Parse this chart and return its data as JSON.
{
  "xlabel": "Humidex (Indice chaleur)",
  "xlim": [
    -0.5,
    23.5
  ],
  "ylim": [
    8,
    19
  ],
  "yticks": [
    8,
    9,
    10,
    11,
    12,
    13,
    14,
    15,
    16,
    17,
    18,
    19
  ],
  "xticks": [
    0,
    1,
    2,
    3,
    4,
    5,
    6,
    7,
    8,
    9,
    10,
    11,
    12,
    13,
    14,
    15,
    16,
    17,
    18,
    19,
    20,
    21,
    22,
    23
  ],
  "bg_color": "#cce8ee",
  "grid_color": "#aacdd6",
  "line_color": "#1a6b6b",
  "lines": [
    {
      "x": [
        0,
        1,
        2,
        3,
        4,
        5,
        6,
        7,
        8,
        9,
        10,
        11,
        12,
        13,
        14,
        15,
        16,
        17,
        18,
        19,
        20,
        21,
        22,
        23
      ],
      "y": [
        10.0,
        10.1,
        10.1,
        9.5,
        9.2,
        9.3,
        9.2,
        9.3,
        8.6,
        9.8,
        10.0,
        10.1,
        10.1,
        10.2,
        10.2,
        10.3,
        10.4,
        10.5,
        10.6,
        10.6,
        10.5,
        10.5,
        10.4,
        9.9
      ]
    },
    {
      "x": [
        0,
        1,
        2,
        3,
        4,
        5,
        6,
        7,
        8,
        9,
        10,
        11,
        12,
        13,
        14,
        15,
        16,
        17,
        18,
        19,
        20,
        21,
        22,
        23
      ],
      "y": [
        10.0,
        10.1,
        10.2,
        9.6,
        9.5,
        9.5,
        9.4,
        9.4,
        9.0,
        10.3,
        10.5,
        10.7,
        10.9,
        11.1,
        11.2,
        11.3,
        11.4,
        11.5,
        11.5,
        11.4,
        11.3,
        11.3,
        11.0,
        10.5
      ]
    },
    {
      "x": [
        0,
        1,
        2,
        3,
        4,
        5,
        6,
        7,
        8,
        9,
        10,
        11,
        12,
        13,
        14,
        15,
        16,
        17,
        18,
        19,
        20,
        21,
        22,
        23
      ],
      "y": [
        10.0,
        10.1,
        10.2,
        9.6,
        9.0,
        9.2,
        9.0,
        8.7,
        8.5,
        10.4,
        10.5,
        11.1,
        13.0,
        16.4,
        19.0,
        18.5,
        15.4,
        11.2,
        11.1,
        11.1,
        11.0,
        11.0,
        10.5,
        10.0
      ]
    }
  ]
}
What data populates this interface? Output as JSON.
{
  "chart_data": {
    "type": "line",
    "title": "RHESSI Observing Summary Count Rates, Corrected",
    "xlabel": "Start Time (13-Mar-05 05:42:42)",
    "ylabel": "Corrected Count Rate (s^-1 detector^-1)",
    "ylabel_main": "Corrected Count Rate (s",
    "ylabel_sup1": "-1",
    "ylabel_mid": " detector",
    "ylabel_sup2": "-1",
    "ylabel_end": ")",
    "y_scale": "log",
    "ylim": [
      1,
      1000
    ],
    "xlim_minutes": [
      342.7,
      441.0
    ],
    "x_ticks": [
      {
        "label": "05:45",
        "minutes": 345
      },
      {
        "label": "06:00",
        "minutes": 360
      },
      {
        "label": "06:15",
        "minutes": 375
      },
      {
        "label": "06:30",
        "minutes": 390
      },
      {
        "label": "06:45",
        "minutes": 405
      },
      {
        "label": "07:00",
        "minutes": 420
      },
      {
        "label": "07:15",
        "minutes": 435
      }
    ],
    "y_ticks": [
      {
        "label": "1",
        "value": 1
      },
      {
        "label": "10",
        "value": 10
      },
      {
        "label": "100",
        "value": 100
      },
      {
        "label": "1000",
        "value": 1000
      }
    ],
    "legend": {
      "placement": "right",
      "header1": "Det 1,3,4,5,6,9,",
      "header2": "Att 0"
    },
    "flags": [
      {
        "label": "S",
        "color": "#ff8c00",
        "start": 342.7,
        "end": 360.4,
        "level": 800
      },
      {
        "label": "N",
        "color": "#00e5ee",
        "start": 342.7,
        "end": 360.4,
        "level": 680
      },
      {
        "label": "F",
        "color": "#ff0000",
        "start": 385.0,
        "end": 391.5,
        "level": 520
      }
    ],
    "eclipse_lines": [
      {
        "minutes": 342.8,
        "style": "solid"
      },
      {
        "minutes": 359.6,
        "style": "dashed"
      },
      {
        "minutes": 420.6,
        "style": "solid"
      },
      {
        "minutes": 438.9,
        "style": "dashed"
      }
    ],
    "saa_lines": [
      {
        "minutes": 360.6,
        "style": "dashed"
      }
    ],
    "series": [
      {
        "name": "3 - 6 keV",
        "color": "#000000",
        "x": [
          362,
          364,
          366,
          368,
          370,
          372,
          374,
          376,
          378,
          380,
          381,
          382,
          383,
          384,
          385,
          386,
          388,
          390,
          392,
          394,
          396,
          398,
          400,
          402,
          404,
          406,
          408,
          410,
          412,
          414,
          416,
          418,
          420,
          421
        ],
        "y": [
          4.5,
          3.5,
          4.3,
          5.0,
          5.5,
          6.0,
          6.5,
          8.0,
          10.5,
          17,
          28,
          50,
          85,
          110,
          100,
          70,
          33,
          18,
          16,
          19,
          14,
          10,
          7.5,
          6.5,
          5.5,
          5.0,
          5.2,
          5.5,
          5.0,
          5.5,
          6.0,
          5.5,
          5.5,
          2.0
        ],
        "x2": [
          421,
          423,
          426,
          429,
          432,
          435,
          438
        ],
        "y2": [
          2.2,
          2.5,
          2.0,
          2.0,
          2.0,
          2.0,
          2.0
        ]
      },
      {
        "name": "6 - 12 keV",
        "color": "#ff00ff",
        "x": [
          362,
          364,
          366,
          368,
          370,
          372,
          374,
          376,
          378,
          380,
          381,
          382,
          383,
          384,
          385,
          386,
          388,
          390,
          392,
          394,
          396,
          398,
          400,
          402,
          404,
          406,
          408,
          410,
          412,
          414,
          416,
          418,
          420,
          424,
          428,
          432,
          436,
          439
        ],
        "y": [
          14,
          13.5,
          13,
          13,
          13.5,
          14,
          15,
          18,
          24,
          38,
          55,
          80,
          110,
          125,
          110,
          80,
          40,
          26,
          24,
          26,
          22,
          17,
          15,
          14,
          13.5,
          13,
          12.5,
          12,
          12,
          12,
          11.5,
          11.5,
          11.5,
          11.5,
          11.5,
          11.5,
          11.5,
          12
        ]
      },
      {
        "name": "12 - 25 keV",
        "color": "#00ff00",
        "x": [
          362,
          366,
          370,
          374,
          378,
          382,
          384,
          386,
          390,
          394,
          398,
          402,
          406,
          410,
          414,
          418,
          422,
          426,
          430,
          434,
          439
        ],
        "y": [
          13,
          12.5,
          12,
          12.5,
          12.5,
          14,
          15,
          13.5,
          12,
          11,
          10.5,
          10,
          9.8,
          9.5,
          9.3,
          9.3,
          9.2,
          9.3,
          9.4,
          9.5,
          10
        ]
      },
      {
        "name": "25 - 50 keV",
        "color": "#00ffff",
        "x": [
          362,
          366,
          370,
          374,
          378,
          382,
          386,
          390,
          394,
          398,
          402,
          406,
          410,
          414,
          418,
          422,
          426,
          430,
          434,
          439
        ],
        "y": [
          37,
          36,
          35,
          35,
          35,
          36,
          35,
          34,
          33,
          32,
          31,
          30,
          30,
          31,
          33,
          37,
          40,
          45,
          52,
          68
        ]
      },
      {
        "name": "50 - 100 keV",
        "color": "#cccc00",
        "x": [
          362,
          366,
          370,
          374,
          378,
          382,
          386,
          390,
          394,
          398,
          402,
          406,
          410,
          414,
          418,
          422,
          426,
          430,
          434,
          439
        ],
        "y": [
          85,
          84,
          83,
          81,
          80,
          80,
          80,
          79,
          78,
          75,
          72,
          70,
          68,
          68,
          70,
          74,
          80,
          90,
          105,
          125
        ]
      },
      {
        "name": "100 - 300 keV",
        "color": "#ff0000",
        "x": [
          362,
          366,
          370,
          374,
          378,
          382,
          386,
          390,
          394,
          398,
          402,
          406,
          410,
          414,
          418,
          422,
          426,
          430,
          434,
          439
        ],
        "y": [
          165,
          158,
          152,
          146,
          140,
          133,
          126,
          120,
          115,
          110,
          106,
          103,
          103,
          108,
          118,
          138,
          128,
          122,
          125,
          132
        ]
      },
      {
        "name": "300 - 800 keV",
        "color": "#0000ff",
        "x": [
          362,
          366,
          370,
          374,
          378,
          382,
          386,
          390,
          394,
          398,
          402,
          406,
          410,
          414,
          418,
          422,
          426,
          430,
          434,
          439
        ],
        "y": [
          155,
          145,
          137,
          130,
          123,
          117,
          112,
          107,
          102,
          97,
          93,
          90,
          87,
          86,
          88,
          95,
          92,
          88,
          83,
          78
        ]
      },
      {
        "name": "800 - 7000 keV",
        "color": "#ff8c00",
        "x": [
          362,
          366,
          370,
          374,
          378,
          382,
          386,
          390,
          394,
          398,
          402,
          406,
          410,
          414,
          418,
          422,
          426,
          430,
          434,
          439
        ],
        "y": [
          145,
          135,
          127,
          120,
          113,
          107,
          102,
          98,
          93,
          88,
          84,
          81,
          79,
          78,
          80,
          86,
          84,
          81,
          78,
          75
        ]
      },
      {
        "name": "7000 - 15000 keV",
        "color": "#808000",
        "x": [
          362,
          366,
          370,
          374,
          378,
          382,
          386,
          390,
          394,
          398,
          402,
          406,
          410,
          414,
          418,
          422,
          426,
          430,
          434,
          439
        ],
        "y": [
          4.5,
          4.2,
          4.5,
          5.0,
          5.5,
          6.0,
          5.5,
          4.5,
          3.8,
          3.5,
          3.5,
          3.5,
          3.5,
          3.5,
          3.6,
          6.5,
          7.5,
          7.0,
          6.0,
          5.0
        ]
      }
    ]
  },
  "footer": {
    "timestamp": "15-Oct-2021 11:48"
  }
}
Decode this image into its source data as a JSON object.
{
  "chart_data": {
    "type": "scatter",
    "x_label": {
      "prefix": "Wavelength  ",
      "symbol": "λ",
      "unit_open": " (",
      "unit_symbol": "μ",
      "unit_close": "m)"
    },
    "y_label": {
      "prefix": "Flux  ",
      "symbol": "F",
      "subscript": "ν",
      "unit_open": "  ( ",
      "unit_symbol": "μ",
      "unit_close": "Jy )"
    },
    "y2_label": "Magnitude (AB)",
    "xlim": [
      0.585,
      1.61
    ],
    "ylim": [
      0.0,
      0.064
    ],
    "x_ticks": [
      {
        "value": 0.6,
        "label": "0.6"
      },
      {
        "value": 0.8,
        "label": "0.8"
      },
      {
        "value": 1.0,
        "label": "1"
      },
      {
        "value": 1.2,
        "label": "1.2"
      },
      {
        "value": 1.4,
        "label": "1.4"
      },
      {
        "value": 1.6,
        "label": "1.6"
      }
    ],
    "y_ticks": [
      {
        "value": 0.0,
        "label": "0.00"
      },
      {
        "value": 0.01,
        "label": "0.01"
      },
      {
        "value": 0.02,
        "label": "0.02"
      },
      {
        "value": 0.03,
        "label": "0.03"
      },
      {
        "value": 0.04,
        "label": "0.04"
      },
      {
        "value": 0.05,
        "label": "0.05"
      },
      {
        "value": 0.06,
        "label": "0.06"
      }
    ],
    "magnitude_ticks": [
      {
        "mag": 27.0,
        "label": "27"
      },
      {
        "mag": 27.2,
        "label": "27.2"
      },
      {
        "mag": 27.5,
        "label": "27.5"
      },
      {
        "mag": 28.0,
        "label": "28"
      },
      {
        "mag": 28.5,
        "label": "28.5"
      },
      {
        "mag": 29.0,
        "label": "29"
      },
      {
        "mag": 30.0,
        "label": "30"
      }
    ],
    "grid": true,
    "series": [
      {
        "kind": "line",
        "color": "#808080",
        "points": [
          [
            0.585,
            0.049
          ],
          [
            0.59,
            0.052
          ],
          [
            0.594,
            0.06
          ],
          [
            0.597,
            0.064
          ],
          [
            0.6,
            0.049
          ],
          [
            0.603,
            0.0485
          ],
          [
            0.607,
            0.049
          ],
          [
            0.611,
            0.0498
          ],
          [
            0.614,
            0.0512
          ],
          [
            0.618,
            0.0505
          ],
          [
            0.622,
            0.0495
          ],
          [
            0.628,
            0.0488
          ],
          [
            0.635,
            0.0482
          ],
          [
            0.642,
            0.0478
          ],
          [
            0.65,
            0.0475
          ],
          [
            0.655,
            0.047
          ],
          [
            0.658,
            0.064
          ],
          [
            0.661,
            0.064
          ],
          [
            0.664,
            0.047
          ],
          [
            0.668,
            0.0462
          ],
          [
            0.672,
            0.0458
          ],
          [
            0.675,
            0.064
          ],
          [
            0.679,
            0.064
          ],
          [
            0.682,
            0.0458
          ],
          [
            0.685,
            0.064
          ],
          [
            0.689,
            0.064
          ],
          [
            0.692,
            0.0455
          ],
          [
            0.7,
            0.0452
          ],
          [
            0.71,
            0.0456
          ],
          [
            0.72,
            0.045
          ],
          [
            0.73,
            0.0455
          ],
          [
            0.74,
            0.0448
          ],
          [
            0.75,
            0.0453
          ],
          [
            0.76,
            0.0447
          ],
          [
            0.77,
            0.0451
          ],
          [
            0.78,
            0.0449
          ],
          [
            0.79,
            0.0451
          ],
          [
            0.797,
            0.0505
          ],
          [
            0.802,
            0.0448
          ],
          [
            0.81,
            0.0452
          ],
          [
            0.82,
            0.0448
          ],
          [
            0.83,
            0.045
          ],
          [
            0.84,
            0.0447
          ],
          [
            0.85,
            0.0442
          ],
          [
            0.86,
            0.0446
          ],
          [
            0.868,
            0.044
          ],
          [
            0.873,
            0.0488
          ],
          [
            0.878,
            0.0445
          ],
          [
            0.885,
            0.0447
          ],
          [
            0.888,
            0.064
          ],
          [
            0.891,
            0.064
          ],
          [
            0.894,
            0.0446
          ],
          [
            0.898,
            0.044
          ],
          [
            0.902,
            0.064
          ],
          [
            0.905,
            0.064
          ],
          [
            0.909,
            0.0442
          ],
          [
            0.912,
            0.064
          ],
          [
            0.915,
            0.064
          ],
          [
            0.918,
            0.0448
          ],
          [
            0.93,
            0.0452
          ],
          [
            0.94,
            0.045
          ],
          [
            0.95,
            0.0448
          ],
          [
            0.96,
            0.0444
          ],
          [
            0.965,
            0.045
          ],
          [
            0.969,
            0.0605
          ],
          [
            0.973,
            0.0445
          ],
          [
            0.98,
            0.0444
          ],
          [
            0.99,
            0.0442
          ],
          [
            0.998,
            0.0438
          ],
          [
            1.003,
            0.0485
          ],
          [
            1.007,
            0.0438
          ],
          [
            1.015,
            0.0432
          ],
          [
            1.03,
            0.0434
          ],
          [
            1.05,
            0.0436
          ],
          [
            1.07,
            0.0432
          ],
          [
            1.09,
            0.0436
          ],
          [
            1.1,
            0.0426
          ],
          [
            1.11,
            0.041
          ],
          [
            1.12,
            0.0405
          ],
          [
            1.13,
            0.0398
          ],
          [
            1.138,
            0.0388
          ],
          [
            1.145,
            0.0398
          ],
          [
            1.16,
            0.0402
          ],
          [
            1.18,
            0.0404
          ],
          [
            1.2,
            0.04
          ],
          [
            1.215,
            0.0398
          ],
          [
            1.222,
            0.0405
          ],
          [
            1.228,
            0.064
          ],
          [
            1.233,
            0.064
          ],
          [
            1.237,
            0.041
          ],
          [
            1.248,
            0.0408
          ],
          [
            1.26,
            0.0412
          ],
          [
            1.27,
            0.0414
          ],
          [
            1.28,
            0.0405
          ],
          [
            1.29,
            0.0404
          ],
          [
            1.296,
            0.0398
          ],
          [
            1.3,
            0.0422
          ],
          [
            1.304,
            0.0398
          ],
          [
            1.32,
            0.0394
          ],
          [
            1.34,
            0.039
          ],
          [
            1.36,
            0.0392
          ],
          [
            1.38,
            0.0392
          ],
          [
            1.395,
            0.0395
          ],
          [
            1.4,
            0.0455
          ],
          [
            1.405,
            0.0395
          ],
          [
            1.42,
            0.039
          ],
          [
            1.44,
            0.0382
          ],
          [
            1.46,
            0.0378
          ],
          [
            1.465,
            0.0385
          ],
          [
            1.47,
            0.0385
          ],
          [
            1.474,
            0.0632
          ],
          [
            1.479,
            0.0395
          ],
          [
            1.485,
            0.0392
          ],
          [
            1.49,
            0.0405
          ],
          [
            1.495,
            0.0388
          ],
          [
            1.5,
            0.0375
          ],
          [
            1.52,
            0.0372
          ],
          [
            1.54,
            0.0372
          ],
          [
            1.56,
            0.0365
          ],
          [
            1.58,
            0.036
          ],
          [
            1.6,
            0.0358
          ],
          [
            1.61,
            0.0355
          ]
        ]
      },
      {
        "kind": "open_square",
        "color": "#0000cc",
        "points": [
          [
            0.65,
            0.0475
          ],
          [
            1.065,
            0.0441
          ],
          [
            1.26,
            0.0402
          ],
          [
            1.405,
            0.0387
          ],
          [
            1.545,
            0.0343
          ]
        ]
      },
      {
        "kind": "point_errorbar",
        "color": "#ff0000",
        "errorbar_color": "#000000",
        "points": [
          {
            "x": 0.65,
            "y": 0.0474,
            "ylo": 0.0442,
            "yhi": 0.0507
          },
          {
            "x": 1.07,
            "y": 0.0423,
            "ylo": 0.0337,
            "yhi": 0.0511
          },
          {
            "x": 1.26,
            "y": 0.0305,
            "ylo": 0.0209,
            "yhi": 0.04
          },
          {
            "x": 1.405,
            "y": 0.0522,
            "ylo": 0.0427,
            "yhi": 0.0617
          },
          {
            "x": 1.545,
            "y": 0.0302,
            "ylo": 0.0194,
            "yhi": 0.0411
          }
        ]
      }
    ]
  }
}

* **Task objective**: Copy all lines from the listing that contain "this".

* **Right answer**:
Parse this chart and return its data as JSON.
What data populates this interface? Output as JSON.
Decode this image into its source data as a JSON object.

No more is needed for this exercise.